(Data entries)
══════════
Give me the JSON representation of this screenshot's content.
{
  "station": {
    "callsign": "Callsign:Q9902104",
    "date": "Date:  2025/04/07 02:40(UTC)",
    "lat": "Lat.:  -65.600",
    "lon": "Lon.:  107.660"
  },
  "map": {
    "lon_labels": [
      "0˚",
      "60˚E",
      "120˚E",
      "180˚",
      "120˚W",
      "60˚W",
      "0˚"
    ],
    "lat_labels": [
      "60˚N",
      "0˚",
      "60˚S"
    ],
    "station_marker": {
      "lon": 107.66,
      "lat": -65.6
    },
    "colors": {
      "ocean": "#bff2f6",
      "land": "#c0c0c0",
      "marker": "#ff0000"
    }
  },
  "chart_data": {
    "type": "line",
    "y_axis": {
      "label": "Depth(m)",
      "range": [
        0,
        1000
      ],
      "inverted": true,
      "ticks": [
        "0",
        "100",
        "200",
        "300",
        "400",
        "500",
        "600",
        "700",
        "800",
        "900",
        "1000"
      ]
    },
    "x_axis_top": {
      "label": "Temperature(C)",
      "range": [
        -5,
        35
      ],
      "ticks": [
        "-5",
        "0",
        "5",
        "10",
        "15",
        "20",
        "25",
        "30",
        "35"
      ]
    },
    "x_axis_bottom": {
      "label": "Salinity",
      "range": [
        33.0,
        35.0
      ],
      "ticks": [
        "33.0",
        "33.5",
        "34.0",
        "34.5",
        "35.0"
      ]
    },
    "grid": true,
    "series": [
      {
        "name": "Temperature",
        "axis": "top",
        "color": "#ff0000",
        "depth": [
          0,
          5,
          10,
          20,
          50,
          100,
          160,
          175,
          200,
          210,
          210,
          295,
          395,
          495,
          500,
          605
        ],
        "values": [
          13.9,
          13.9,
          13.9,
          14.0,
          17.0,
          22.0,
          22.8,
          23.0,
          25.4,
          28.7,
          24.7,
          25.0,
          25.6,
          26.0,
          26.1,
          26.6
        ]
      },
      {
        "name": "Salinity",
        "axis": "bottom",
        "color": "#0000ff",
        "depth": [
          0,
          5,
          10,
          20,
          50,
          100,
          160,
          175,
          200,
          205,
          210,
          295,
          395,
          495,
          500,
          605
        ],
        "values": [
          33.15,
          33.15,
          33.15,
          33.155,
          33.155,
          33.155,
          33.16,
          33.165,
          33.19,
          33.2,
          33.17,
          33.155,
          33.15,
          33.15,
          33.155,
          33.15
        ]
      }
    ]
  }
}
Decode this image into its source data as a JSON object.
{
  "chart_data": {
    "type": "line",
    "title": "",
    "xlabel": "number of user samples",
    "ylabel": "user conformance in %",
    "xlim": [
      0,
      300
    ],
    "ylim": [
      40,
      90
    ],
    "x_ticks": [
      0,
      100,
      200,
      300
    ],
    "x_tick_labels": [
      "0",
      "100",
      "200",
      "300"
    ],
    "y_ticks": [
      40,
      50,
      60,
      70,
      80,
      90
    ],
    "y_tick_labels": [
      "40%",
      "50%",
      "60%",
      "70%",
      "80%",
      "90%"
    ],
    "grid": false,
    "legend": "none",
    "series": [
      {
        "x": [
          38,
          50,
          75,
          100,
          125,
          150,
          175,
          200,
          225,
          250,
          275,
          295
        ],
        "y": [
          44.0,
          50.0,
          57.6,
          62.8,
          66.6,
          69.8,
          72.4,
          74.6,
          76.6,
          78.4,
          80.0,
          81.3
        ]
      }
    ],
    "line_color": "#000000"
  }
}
══════════
**DIRECTIVE**
Copy the material above, line for line.

**RESULT FOR THIS TASK**
Give me the JSON representation of this screenshot's content.
{
  "station": {
    "callsign": "Callsign:Q9902104",
    "date": "Date:  2025/04/07 02:40(UTC)",
    "lat": "Lat.:  -65.600",
    "lon": "Lon.:  107.660"
  },
  "map": {
    "lon_labels": [
      "0˚",
      "60˚E",
      "120˚E",
      "180˚",
      "120˚W",
      "60˚W",
      "0˚"
    ],
    "lat_labels": [
      "60˚N",
      "0˚",
      "60˚S"
    ],
    "station_marker": {
      "lon": 107.66,
      "lat": -65.6
    },
    "colors": {
      "ocean": "#bff2f6",
      "land": "#c0c0c0",
      "marker": "#ff0000"
    }
  },
  "chart_data": {
    "type": "line",
    "y_axis": {
      "label": "Depth(m)",
      "range": [
        0,
        1000
      ],
      "inverted": true,
      "ticks": [
        "0",
        "100",
        "200",
        "300",
        "400",
        "500",
        "600",
        "700",
        "800",
        "900",
        "1000"
      ]
    },
    "x_axis_top": {
      "label": "Temperature(C)",
      "range": [
        -5,
        35
      ],
      "ticks": [
        "-5",
        "0",
        "5",
        "10",
        "15",
        "20",
        "25",
        "30",
        "35"
      ]
    },
    "x_axis_bottom": {
      "label": "Salinity",
      "range": [
        33.0,
        35.0
      ],
      "ticks": [
        "33.0",
        "33.5",
        "34.0",
        "34.5",
        "35.0"
      ]
    },
    "grid": true,
    "series": [
      {
        "name": "Temperature",
        "axis": "top",
        "color": "#ff0000",
        "depth": [
          0,
          5,
          10,
          20,
          50,
          100,
          160,
          175,
          200,
          210,
          210,
          295,
          395,
          495,
          500,
          605
        ],
        "values": [
          13.9,
          13.9,
          13.9,
          14.0,
          17.0,
          22.0,
          22.8,
          23.0,
          25.4,
          28.7,
          24.7,
          25.0,
          25.6,
          26.0,
          26.1,
          26.6
        ]
      },
      {
        "name": "Salinity",
        "axis": "bottom",
        "color": "#0000ff",
        "depth": [
          0,
          5,
          10,
          20,
          50,
          100,
          160,
          175,
          200,
          205,
          210,
          295,
          395,
          495,
          500,
          605
        ],
        "values": [
          33.15,
          33.15,
          33.15,
          33.155,
          33.155,
          33.155,
          33.16,
          33.165,
          33.19,
          33.2,
          33.17,
          33.155,
          33.15,
          33.15,
          33.155,
          33.15
        ]
      }
    ]
  }
}
Decode this image into its source data as a JSON object.
{
  "chart_data": {
    "type": "line",
    "title": "",
    "xlabel": "number of user samples",
    "ylabel": "user conformance in %",
    "xlim": [
      0,
      300
    ],
    "ylim": [
      40,
      90
    ],
    "x_ticks": [
      0,
      100,
      200,
      300
    ],
    "x_tick_labels": [
      "0",
      "100",
      "200",
      "300"
    ],
    "y_ticks": [
      40,
      50,
      60,
      70,
      80,
      90
    ],
    "y_tick_labels": [
      "40%",
      "50%",
      "60%",
      "70%",
      "80%",
      "90%"
    ],
    "grid": false,
    "legend": "none",
    "series": [
      {
        "x": [
          38,
          50,
          75,
          100,
          125,
          150,
          175,
          200,
          225,
          250,
          275,
          295
        ],
        "y": [
          44.0,
          50.0,
          57.6,
          62.8,
          66.6,
          69.8,
          72.4,
          74.6,
          76.6,
          78.4,
          80.0,
          81.3
        ]
      }
    ],
    "line_color": "#000000"
  }
}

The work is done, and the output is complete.